What this task involves — Return a copy of each line that holds the string "JSON".

Working data —
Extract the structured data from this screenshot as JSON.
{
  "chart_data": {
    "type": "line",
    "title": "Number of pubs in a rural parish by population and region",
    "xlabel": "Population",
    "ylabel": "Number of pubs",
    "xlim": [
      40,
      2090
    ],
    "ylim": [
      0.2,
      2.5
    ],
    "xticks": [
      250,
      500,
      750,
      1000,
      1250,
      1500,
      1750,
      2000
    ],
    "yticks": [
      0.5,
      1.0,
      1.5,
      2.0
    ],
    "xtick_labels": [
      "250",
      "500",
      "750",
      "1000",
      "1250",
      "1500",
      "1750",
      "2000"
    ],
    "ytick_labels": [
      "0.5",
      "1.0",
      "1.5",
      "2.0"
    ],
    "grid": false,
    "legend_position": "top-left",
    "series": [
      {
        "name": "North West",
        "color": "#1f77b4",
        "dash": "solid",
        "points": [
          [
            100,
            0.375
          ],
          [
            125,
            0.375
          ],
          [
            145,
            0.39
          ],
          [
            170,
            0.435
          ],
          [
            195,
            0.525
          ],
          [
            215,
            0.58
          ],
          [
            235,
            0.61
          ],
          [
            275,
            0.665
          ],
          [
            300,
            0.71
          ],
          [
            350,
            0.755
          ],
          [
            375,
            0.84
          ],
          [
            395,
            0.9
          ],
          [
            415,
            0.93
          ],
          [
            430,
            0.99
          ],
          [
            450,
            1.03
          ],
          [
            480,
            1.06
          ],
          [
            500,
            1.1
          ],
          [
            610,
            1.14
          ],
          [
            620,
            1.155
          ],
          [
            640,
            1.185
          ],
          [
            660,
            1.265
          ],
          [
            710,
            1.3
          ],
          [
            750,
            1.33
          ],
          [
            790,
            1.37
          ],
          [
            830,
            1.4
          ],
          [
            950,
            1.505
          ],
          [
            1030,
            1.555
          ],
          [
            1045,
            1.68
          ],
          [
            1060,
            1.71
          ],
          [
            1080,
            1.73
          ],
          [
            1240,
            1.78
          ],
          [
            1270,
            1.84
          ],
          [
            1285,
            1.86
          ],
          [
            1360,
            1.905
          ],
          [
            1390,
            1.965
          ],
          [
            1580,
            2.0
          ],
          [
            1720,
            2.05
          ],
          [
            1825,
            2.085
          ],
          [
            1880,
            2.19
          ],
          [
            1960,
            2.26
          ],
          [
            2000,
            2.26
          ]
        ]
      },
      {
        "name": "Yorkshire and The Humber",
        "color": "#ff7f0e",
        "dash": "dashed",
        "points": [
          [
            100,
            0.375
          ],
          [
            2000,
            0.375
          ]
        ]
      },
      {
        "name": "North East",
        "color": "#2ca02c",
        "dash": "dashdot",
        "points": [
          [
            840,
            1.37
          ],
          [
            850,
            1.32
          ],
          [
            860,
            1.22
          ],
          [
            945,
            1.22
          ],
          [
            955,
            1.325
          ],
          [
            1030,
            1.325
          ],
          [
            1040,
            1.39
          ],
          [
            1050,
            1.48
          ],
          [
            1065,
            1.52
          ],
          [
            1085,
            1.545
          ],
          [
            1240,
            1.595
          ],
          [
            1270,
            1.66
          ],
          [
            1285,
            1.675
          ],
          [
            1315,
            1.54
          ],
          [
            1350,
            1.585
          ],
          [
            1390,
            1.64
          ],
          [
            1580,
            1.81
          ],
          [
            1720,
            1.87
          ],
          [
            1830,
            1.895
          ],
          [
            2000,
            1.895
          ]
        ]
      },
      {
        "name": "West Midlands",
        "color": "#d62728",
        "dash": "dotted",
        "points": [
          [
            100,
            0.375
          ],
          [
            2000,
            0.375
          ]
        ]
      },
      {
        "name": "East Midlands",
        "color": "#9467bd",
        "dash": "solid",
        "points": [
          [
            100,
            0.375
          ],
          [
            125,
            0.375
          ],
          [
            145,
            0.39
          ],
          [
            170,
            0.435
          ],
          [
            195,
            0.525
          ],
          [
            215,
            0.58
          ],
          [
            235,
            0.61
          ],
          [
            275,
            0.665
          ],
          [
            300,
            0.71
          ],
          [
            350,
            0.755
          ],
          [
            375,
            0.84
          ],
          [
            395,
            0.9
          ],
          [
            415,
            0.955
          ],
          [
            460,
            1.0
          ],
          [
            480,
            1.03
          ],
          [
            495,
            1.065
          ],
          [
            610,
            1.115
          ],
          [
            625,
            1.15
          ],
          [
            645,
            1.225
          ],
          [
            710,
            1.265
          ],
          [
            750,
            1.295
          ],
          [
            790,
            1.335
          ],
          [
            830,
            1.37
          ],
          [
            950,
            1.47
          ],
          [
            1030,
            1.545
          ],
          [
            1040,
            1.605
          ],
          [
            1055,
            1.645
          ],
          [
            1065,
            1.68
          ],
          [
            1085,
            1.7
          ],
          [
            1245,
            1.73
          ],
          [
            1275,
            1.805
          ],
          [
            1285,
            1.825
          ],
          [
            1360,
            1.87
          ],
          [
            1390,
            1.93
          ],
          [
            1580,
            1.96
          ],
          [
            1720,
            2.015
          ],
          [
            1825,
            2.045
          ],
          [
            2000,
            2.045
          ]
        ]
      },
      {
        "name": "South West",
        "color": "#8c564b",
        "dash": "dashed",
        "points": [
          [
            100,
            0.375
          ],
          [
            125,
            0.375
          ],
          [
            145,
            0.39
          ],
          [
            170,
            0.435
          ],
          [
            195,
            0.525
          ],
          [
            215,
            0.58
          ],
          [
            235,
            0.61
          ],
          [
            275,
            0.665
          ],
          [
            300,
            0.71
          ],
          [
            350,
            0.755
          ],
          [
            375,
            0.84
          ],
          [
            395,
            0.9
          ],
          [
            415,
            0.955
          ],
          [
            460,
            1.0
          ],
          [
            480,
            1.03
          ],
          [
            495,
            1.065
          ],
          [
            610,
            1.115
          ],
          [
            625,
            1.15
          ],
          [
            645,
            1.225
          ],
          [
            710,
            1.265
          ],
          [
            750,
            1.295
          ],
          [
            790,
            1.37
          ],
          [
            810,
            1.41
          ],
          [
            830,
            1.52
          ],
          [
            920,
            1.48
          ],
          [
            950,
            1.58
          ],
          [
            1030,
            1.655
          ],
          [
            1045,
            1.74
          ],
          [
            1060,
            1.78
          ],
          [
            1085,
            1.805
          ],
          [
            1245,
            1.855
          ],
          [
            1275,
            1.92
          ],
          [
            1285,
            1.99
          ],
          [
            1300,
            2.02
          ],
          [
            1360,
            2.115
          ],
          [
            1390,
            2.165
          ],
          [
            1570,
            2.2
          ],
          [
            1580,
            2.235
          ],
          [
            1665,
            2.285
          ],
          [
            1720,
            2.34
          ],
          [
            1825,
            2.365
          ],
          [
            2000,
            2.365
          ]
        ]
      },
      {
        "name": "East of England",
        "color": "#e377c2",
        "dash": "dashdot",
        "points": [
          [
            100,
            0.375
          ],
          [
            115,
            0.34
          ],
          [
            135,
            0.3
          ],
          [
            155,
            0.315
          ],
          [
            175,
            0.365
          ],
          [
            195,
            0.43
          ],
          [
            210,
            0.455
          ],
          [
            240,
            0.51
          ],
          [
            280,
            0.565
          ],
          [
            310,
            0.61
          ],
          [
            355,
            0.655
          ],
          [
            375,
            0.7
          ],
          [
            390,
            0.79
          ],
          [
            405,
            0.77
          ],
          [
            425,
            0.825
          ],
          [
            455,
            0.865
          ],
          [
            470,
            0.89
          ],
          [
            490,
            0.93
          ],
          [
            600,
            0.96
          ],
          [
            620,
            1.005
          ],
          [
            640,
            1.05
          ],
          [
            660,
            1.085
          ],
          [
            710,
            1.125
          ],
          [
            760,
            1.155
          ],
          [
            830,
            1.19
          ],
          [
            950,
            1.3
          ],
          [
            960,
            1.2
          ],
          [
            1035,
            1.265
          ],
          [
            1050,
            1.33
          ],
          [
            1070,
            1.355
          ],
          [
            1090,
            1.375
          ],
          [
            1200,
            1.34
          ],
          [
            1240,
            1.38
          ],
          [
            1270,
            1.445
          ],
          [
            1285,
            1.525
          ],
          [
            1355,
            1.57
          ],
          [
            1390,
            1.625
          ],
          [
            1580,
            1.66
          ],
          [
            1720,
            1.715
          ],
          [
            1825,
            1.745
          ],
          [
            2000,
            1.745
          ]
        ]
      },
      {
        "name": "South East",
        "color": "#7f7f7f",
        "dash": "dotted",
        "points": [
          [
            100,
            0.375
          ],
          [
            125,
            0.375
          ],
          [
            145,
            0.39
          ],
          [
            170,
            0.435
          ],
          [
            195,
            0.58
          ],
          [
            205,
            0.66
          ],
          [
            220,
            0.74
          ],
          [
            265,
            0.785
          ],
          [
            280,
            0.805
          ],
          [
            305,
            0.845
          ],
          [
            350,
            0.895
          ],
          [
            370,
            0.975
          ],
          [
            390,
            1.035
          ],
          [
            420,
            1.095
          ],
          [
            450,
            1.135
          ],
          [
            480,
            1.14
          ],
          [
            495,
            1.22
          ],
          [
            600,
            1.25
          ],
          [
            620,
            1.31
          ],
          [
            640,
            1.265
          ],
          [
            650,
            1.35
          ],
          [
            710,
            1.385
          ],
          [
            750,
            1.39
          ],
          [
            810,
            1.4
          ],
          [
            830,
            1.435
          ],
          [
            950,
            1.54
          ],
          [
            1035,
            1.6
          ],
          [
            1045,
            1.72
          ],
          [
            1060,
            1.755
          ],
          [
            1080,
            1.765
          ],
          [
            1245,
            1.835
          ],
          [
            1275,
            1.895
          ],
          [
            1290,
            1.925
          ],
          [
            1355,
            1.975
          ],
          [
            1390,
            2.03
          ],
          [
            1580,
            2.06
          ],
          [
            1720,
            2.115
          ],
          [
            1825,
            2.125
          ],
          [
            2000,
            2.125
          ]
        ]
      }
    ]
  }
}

...

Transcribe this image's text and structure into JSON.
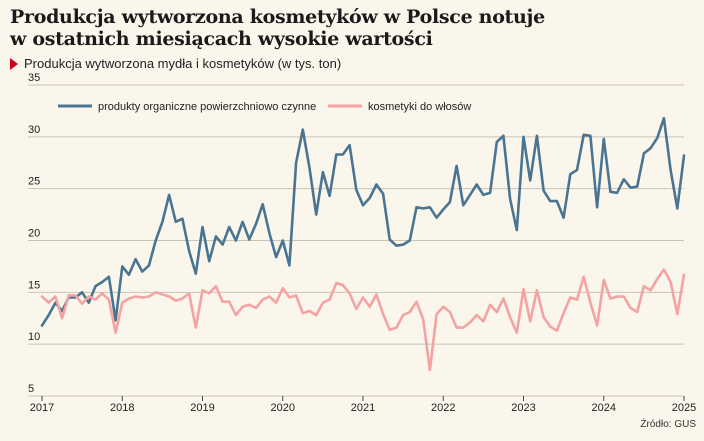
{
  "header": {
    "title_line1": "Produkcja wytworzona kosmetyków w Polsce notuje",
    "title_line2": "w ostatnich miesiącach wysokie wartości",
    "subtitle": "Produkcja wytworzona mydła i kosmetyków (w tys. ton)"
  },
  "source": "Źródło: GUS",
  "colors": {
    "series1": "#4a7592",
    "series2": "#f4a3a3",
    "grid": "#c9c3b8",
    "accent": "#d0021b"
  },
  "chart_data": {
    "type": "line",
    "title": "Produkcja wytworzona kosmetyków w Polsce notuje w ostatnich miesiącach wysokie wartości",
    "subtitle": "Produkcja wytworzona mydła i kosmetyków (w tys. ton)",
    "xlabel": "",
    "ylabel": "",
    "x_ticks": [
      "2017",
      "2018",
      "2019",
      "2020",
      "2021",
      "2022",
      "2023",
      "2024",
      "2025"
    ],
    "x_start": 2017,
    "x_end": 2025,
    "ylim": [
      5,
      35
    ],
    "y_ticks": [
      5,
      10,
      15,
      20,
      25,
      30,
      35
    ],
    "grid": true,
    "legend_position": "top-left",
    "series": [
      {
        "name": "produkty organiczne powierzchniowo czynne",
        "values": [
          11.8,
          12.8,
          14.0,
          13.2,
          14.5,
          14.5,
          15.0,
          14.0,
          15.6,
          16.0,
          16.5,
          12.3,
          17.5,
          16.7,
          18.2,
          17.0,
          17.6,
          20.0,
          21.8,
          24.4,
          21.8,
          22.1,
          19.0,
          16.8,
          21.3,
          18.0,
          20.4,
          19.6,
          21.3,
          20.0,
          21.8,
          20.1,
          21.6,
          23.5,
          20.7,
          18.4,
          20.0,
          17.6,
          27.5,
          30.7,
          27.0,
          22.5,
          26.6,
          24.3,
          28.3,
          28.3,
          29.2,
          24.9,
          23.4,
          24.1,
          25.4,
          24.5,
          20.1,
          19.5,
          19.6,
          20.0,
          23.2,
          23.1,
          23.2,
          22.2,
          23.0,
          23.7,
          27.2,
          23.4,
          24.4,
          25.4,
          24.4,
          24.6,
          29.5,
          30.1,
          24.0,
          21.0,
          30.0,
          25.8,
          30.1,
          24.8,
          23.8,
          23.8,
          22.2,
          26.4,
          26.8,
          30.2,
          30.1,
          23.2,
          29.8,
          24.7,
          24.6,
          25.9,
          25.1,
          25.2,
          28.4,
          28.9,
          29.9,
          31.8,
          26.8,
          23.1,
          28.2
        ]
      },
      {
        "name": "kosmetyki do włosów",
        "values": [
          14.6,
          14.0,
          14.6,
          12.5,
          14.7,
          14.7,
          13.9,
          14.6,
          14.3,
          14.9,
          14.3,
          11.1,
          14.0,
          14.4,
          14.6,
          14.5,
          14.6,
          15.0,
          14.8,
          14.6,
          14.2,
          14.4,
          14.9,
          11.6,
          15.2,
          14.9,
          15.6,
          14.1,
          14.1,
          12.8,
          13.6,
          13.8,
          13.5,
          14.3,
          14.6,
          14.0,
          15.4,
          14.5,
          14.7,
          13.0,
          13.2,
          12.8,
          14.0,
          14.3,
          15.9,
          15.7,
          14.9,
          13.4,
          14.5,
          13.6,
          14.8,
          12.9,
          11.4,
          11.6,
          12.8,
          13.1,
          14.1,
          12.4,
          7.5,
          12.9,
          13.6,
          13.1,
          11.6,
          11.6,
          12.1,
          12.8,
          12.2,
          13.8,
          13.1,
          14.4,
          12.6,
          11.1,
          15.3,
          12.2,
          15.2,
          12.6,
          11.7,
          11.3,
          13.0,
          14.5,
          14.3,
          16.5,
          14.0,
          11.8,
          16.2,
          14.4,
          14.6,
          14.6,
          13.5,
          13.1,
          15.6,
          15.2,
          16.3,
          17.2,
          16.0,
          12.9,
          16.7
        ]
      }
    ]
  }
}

Output of the exercise —
Extract the structured data from this screenshot as JSON.
Transcribe this image's text and structure into JSON.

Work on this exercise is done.